§ **Task to carry out**
Show, in full, each line of the data that contains "activités".

▶

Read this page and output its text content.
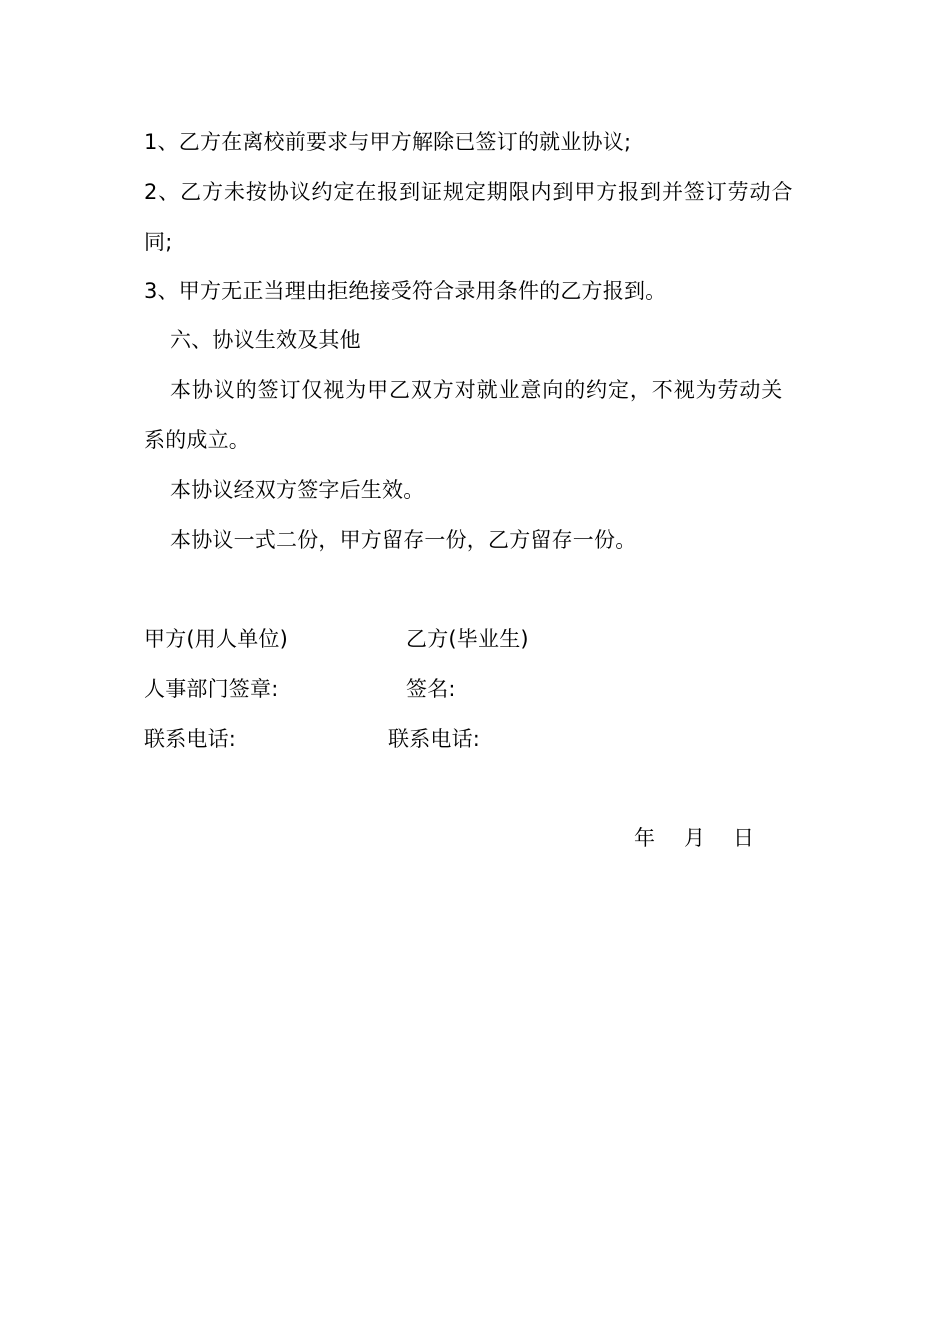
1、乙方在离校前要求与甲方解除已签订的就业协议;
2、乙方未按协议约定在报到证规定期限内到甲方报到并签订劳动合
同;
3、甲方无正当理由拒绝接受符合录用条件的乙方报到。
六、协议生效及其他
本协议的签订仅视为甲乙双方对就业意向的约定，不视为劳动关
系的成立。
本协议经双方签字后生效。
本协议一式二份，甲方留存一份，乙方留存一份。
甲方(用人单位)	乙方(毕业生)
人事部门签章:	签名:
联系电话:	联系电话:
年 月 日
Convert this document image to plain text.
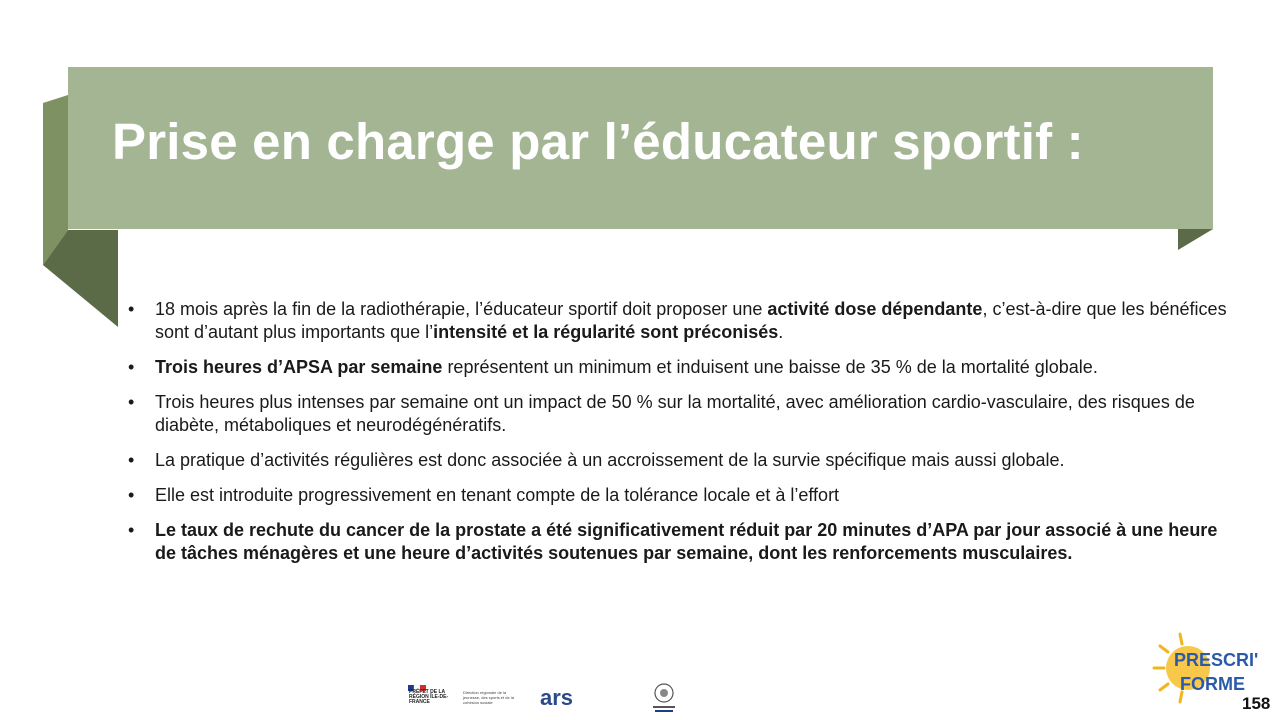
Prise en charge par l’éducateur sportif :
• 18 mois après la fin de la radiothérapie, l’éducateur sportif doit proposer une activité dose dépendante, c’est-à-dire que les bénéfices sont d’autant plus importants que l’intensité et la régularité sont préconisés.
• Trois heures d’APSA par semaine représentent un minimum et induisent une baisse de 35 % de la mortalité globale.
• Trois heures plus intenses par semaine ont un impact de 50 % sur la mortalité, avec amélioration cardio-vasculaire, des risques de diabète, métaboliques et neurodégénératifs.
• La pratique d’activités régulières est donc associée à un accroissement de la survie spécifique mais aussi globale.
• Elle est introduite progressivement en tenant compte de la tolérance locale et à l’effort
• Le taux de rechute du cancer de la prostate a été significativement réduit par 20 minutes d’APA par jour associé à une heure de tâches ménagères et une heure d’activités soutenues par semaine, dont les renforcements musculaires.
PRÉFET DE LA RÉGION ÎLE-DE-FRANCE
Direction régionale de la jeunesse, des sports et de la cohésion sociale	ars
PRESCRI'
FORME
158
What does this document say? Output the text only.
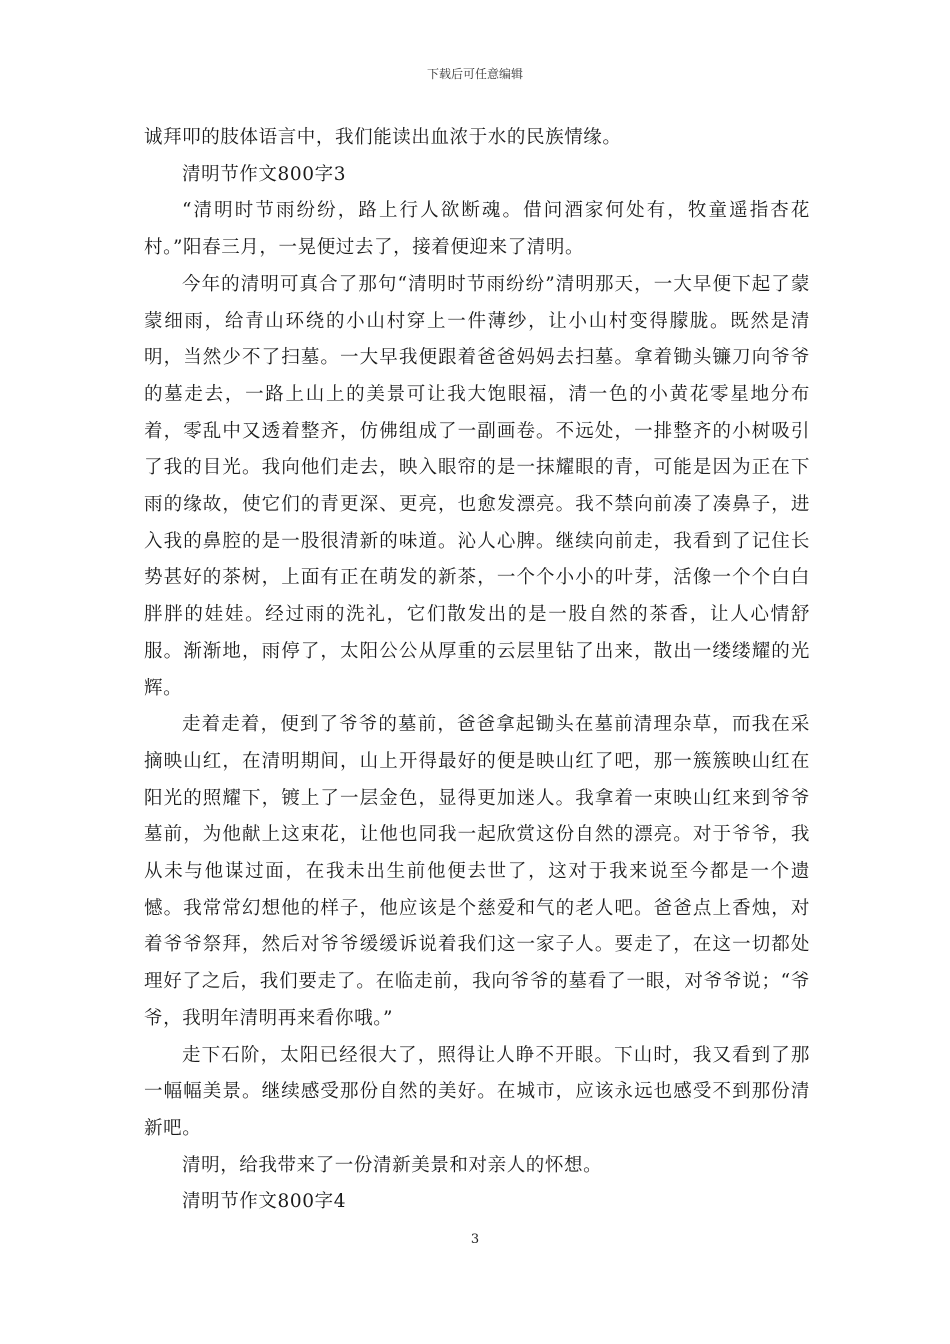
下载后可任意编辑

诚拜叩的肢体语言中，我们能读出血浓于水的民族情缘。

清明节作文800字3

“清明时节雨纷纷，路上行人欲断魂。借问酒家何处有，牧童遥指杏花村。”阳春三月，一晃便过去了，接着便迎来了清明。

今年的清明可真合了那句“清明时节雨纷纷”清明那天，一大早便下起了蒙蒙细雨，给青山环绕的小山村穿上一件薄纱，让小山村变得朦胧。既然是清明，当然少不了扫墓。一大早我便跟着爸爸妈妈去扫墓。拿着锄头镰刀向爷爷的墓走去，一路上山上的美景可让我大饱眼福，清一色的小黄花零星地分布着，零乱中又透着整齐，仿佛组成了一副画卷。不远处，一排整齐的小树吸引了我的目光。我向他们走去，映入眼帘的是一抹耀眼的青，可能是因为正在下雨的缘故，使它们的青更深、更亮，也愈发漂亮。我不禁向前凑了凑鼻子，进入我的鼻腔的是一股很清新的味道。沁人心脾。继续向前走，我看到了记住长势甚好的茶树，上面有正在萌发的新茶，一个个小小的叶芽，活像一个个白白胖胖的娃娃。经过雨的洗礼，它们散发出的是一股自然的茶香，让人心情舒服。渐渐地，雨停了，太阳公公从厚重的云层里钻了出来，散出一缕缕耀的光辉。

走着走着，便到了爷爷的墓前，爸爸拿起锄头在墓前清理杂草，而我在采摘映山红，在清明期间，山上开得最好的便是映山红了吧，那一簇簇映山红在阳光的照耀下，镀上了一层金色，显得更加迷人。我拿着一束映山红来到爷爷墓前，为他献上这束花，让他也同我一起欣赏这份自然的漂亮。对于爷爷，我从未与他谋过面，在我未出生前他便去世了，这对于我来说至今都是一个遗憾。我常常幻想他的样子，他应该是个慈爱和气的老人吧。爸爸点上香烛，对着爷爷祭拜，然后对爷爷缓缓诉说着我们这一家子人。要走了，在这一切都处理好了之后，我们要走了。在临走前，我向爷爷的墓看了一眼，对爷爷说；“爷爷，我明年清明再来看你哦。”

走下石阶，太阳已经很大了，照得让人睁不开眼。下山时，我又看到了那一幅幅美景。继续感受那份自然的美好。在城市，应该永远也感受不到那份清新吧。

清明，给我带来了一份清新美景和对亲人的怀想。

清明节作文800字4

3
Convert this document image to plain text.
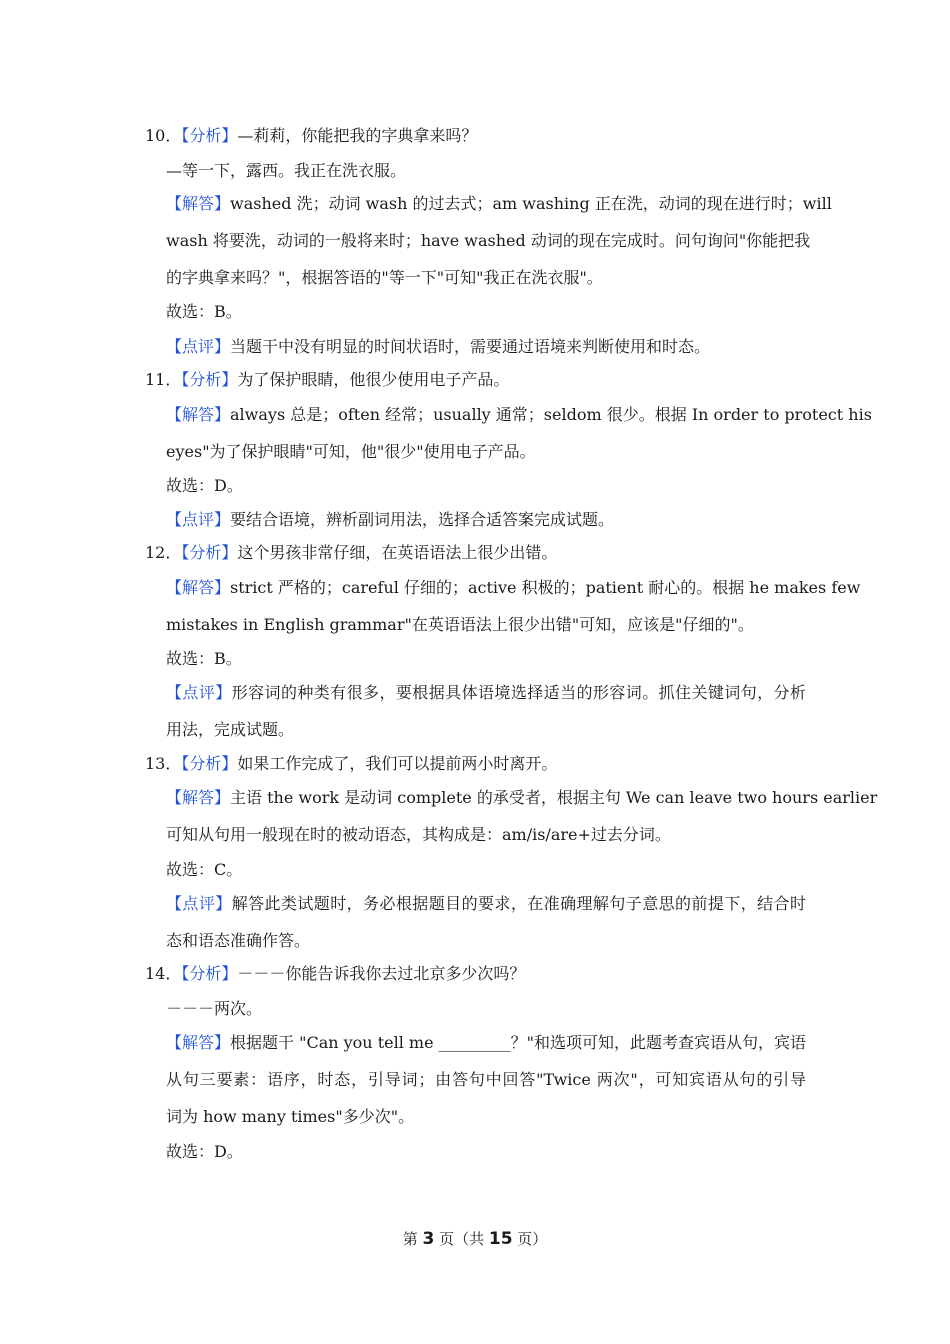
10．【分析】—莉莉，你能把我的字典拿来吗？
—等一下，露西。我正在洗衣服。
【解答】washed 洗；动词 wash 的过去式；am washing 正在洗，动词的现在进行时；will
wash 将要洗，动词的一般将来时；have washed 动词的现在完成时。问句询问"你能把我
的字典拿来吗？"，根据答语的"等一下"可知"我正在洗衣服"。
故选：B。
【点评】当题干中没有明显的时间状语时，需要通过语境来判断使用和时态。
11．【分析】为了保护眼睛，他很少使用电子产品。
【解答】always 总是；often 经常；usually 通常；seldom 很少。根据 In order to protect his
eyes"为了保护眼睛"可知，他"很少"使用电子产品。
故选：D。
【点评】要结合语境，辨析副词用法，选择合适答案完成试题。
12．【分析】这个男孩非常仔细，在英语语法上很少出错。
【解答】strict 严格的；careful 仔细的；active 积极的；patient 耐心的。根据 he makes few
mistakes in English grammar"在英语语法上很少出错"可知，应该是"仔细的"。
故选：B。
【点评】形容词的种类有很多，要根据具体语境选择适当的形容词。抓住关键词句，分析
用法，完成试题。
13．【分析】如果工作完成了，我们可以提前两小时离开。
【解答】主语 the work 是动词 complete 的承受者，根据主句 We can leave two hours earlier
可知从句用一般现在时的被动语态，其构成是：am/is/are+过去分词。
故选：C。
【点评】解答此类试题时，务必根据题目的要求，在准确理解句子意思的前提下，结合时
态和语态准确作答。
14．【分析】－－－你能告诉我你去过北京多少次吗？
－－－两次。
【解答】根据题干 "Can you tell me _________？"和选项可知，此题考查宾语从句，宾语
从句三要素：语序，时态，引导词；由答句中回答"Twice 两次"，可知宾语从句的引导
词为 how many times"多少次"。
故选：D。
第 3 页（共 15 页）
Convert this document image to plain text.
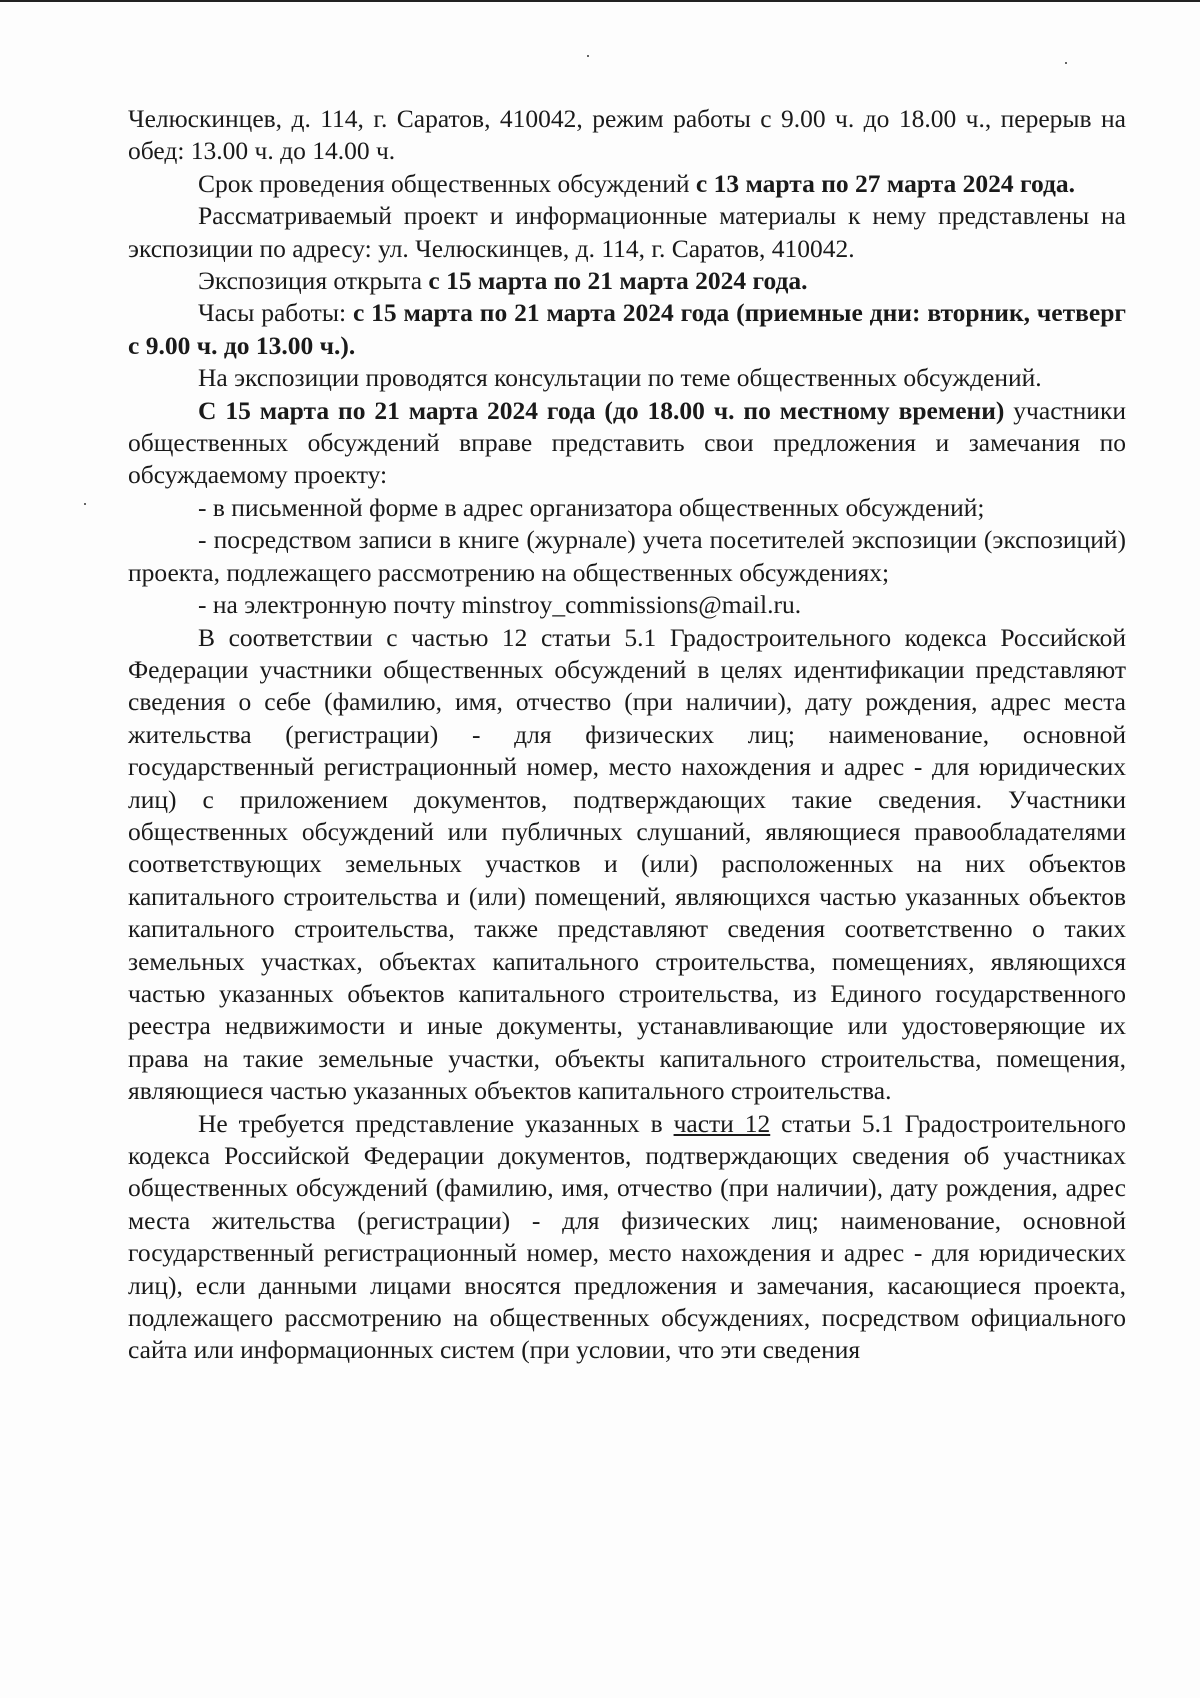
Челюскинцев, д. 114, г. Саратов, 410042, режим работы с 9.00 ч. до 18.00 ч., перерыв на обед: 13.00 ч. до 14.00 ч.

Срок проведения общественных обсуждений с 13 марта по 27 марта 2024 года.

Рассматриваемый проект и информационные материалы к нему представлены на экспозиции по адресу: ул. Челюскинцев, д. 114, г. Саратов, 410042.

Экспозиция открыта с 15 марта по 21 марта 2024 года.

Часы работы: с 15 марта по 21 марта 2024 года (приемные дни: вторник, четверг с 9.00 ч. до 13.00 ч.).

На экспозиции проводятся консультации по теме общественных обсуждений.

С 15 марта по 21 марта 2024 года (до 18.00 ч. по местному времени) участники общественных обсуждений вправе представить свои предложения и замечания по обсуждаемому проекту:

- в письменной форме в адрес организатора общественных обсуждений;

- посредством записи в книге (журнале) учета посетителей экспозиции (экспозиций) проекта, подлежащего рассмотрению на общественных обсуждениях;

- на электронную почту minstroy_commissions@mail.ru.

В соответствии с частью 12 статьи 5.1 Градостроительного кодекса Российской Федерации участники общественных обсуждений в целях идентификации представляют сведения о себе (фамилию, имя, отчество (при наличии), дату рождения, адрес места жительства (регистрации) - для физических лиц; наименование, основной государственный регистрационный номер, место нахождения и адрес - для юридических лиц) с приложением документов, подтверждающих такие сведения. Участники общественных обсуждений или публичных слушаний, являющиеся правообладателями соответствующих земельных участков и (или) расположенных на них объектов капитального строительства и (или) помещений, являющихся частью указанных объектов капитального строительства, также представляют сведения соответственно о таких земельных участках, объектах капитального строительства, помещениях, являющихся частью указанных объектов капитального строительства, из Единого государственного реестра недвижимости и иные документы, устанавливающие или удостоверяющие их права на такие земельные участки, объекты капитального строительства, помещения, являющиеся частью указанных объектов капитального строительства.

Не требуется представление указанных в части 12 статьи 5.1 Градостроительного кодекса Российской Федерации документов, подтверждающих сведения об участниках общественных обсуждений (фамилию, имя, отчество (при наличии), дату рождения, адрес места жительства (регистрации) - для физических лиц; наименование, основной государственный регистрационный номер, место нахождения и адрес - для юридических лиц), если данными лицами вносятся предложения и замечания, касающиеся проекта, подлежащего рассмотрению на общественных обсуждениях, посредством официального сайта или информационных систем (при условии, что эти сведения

◀

§ **Response**
• La pratique d’activités régulières est donc associée à un accroissement de la survie spécifique mais aussi globale.
• Le taux de rechute du cancer de la prostate a été significativement réduit par 20 minutes d’APA par jour associé à une heure de tâches ménagères et une heure d’activités soutenues par semaine, dont les renforcements musculaires.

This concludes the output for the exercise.